Data entries:
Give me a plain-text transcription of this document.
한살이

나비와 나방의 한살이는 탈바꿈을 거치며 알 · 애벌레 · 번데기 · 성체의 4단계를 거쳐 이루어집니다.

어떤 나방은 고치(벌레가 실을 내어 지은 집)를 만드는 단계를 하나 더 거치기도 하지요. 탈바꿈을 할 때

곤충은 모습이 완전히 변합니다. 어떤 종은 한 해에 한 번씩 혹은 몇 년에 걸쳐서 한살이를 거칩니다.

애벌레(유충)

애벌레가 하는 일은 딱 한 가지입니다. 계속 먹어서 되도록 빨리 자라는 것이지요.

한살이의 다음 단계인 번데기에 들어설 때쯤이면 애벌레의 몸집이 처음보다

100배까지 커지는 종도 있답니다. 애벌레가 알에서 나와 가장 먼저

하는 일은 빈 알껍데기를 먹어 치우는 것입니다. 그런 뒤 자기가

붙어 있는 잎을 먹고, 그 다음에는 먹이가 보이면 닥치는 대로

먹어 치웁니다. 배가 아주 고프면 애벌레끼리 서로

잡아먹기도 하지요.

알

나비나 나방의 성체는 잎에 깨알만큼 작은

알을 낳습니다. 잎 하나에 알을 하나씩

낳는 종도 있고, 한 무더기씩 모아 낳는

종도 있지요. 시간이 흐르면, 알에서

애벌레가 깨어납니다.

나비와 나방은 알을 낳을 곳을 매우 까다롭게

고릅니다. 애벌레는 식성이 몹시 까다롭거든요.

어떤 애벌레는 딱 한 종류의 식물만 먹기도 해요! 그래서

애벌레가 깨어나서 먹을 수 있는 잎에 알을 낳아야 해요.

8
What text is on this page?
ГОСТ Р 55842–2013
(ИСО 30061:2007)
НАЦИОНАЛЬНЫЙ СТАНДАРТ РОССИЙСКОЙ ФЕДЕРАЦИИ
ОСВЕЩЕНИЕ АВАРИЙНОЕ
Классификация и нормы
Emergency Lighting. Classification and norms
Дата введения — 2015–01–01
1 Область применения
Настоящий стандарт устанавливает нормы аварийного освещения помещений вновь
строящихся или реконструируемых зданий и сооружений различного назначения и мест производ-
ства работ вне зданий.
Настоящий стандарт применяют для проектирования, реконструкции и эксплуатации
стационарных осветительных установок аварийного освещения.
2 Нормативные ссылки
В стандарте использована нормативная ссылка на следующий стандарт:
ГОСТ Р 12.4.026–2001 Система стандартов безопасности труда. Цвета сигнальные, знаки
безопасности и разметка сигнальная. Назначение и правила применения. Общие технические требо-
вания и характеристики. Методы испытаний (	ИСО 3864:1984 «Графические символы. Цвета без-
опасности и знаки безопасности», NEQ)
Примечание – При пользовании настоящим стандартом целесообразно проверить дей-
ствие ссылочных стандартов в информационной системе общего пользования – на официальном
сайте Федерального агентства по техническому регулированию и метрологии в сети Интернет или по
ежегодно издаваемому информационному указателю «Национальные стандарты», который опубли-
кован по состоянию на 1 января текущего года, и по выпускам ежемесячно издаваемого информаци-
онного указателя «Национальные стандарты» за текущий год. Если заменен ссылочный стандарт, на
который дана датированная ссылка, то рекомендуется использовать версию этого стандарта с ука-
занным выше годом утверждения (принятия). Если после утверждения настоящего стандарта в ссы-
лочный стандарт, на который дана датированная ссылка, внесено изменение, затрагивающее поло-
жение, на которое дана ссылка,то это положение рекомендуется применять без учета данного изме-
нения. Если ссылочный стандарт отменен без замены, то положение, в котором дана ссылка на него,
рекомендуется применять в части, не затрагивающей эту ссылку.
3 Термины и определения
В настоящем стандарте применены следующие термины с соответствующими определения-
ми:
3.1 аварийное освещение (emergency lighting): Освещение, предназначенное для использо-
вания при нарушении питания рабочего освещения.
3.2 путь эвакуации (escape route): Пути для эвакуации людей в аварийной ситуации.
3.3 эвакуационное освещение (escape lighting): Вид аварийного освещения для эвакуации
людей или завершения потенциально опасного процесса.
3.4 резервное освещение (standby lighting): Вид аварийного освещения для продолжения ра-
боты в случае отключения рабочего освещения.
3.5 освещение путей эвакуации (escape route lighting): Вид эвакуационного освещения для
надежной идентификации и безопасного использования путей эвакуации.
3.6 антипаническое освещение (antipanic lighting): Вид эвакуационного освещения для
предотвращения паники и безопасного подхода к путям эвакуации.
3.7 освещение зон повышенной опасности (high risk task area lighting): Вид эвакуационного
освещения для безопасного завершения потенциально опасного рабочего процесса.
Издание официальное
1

● **Instructions for the task**:
Find the word "который" in the entries, and copy every line it shows up in.

● **Result of the exercise**:
ежегодно издаваемому информационному указателю «Национальные стандарты», который опубли-
который дана датированная ссылка, то рекомендуется использовать версию этого стандарта с ука-
лочный стандарт, на который дана датированная ссылка, внесено изменение, затрагивающее поло-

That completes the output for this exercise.